#### Task instructions:
Make an exact copy of each entry, leaving out every picture.

Dataset entries on figures:
_____
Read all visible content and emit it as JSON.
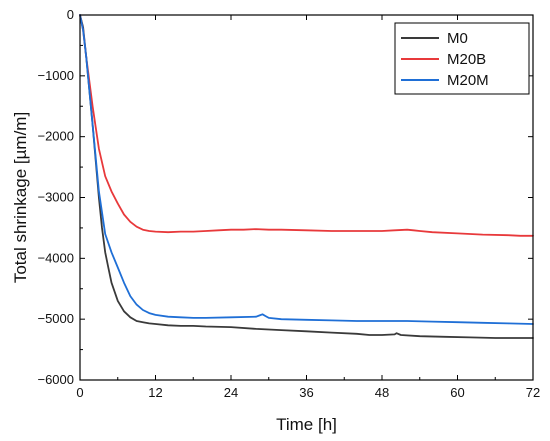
{
  "chart_data": {
    "type": "line",
    "title": "",
    "xlabel": "Time [h]",
    "ylabel": "Total shrinkage [µm/m]",
    "xlim": [
      0,
      72
    ],
    "ylim": [
      -6000,
      0
    ],
    "xticks": [
      0,
      12,
      24,
      36,
      48,
      60,
      72
    ],
    "yticks": [
      0,
      -1000,
      -2000,
      -3000,
      -4000,
      -5000,
      -6000
    ],
    "grid": false,
    "legend_position": "top-right",
    "series": [
      {
        "name": "M0",
        "color": "#3a3a3a",
        "x": [
          0,
          0.5,
          1,
          2,
          3,
          3.5,
          4,
          4.5,
          5,
          6,
          7,
          8,
          9,
          10,
          11,
          12,
          14,
          16,
          18,
          20,
          24,
          28,
          32,
          36,
          40,
          44,
          46,
          48,
          50,
          50.3,
          51,
          54,
          58,
          62,
          66,
          70,
          72
        ],
        "y": [
          0,
          -200,
          -700,
          -1800,
          -3000,
          -3500,
          -3900,
          -4150,
          -4400,
          -4700,
          -4870,
          -4970,
          -5030,
          -5050,
          -5070,
          -5080,
          -5100,
          -5110,
          -5110,
          -5120,
          -5130,
          -5160,
          -5180,
          -5200,
          -5220,
          -5240,
          -5260,
          -5260,
          -5250,
          -5230,
          -5260,
          -5280,
          -5290,
          -5300,
          -5310,
          -5310,
          -5310
        ]
      },
      {
        "name": "M20B",
        "color": "#e8393b",
        "x": [
          0,
          0.5,
          1,
          2,
          3,
          4,
          5,
          6,
          7,
          8,
          9,
          10,
          11,
          12,
          14,
          16,
          18,
          20,
          22,
          24,
          26,
          28,
          30,
          32,
          36,
          40,
          44,
          48,
          50,
          52,
          53,
          54,
          56,
          60,
          64,
          68,
          70,
          72
        ],
        "y": [
          0,
          -250,
          -700,
          -1500,
          -2200,
          -2650,
          -2900,
          -3100,
          -3280,
          -3400,
          -3480,
          -3530,
          -3550,
          -3560,
          -3570,
          -3560,
          -3560,
          -3550,
          -3540,
          -3530,
          -3530,
          -3520,
          -3530,
          -3530,
          -3540,
          -3550,
          -3550,
          -3550,
          -3540,
          -3530,
          -3540,
          -3550,
          -3570,
          -3590,
          -3610,
          -3620,
          -3630,
          -3630
        ]
      },
      {
        "name": "M20M",
        "color": "#1f6fd6",
        "x": [
          0,
          0.5,
          1,
          2,
          3,
          4,
          5,
          6,
          7,
          8,
          9,
          10,
          11,
          12,
          14,
          16,
          18,
          20,
          24,
          28,
          28.5,
          29,
          29.5,
          30,
          32,
          36,
          40,
          44,
          48,
          52,
          56,
          60,
          64,
          68,
          72
        ],
        "y": [
          0,
          -250,
          -700,
          -1800,
          -2900,
          -3600,
          -3900,
          -4150,
          -4400,
          -4620,
          -4760,
          -4850,
          -4900,
          -4930,
          -4960,
          -4970,
          -4980,
          -4980,
          -4970,
          -4960,
          -4940,
          -4920,
          -4950,
          -4980,
          -5000,
          -5010,
          -5020,
          -5030,
          -5030,
          -5030,
          -5040,
          -5050,
          -5060,
          -5070,
          -5080
        ]
      }
    ]
  }
}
_____
#### Solution for this task:
Read all visible content and emit it as JSON.
{
  "chart_data": {
    "type": "line",
    "title": "",
    "xlabel": "Time [h]",
    "ylabel": "Total shrinkage [µm/m]",
    "xlim": [
      0,
      72
    ],
    "ylim": [
      -6000,
      0
    ],
    "xticks": [
      0,
      12,
      24,
      36,
      48,
      60,
      72
    ],
    "yticks": [
      0,
      -1000,
      -2000,
      -3000,
      -4000,
      -5000,
      -6000
    ],
    "grid": false,
    "legend_position": "top-right",
    "series": [
      {
        "name": "M0",
        "color": "#3a3a3a",
        "x": [
          0,
          0.5,
          1,
          2,
          3,
          3.5,
          4,
          4.5,
          5,
          6,
          7,
          8,
          9,
          10,
          11,
          12,
          14,
          16,
          18,
          20,
          24,
          28,
          32,
          36,
          40,
          44,
          46,
          48,
          50,
          50.3,
          51,
          54,
          58,
          62,
          66,
          70,
          72
        ],
        "y": [
          0,
          -200,
          -700,
          -1800,
          -3000,
          -3500,
          -3900,
          -4150,
          -4400,
          -4700,
          -4870,
          -4970,
          -5030,
          -5050,
          -5070,
          -5080,
          -5100,
          -5110,
          -5110,
          -5120,
          -5130,
          -5160,
          -5180,
          -5200,
          -5220,
          -5240,
          -5260,
          -5260,
          -5250,
          -5230,
          -5260,
          -5280,
          -5290,
          -5300,
          -5310,
          -5310,
          -5310
        ]
      },
      {
        "name": "M20B",
        "color": "#e8393b",
        "x": [
          0,
          0.5,
          1,
          2,
          3,
          4,
          5,
          6,
          7,
          8,
          9,
          10,
          11,
          12,
          14,
          16,
          18,
          20,
          22,
          24,
          26,
          28,
          30,
          32,
          36,
          40,
          44,
          48,
          50,
          52,
          53,
          54,
          56,
          60,
          64,
          68,
          70,
          72
        ],
        "y": [
          0,
          -250,
          -700,
          -1500,
          -2200,
          -2650,
          -2900,
          -3100,
          -3280,
          -3400,
          -3480,
          -3530,
          -3550,
          -3560,
          -3570,
          -3560,
          -3560,
          -3550,
          -3540,
          -3530,
          -3530,
          -3520,
          -3530,
          -3530,
          -3540,
          -3550,
          -3550,
          -3550,
          -3540,
          -3530,
          -3540,
          -3550,
          -3570,
          -3590,
          -3610,
          -3620,
          -3630,
          -3630
        ]
      },
      {
        "name": "M20M",
        "color": "#1f6fd6",
        "x": [
          0,
          0.5,
          1,
          2,
          3,
          4,
          5,
          6,
          7,
          8,
          9,
          10,
          11,
          12,
          14,
          16,
          18,
          20,
          24,
          28,
          28.5,
          29,
          29.5,
          30,
          32,
          36,
          40,
          44,
          48,
          52,
          56,
          60,
          64,
          68,
          72
        ],
        "y": [
          0,
          -250,
          -700,
          -1800,
          -2900,
          -3600,
          -3900,
          -4150,
          -4400,
          -4620,
          -4760,
          -4850,
          -4900,
          -4930,
          -4960,
          -4970,
          -4980,
          -4980,
          -4970,
          -4960,
          -4940,
          -4920,
          -4950,
          -4980,
          -5000,
          -5010,
          -5020,
          -5030,
          -5030,
          -5030,
          -5040,
          -5050,
          -5060,
          -5070,
          -5080
        ]
      }
    ]
  }
}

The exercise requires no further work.